TASK STATEMENT
Comb the records below for the string "operárias" and copy each line where it turns up.

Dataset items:
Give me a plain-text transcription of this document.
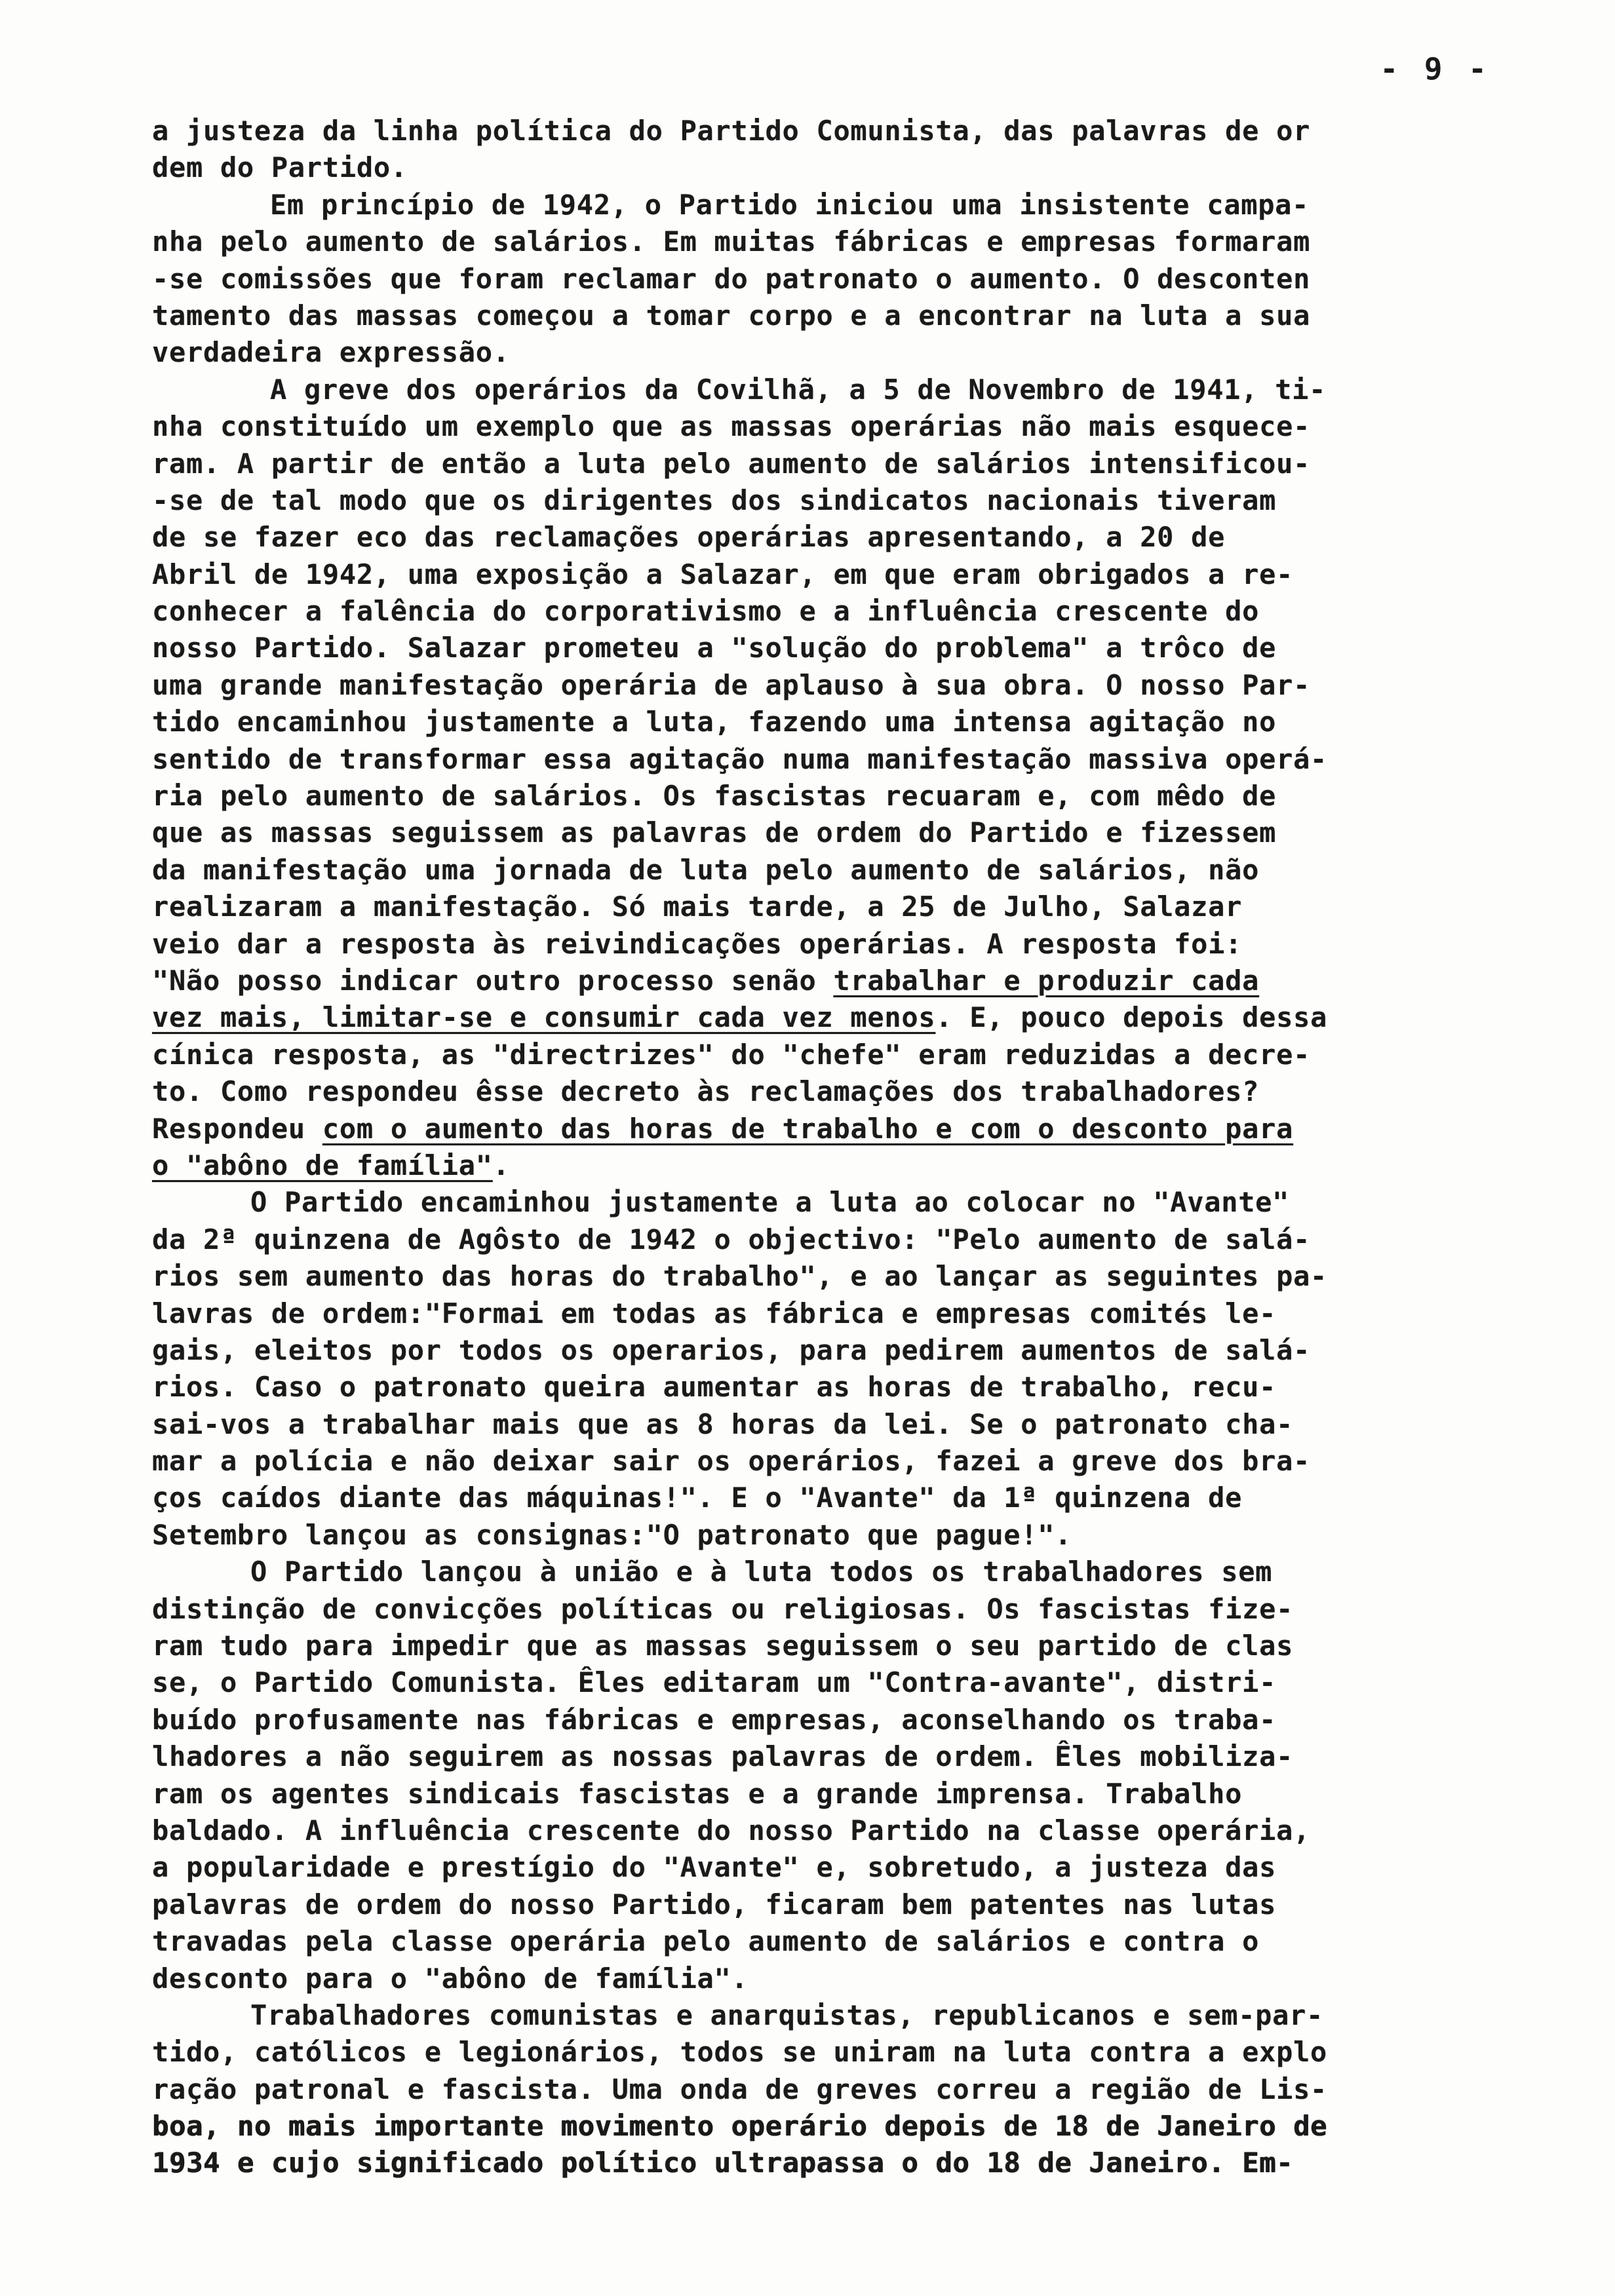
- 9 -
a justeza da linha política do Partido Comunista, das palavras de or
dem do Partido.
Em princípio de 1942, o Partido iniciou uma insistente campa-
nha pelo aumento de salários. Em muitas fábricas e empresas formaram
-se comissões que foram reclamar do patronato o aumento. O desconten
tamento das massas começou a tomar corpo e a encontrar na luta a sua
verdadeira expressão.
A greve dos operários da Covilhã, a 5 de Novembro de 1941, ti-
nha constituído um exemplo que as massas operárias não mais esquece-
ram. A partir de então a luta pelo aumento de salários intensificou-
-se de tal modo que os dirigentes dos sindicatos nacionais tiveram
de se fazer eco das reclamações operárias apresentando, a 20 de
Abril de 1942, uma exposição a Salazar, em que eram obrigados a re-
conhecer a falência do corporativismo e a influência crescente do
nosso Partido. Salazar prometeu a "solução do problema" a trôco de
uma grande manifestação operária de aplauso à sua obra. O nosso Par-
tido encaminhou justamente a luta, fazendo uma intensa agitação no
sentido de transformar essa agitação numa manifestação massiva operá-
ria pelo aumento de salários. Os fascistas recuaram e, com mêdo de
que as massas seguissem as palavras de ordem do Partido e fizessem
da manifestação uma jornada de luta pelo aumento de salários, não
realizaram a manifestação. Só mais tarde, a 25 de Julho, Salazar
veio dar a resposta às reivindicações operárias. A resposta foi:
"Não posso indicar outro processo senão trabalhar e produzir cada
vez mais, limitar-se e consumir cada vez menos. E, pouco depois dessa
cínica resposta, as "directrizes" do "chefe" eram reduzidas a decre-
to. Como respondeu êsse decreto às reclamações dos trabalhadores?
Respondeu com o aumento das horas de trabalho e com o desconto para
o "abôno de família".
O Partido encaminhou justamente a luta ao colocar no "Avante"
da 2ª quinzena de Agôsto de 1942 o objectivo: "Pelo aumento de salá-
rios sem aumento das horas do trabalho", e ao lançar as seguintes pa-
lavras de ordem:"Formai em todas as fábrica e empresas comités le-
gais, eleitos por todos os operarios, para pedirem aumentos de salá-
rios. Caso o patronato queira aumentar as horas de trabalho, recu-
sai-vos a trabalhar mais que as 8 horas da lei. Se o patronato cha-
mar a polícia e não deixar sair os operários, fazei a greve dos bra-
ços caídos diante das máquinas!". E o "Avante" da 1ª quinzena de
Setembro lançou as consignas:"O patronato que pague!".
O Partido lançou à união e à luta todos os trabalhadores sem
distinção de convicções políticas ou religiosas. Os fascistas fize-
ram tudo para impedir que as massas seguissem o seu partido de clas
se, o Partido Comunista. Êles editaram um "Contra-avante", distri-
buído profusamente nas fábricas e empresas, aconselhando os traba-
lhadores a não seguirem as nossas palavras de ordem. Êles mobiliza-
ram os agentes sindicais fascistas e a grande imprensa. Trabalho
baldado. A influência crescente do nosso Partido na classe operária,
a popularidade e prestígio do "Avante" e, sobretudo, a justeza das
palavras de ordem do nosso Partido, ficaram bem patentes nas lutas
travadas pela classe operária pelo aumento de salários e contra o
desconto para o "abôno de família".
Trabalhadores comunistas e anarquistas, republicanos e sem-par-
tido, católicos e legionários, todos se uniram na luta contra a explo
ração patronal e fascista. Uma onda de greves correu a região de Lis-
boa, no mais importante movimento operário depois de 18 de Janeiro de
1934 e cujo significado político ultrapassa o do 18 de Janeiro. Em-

TASK OUTPUT
nha constituído um exemplo que as massas operárias não mais esquece-
de se fazer eco das reclamações operárias apresentando, a 20 de
veio dar a resposta às reivindicações operárias. A resposta foi:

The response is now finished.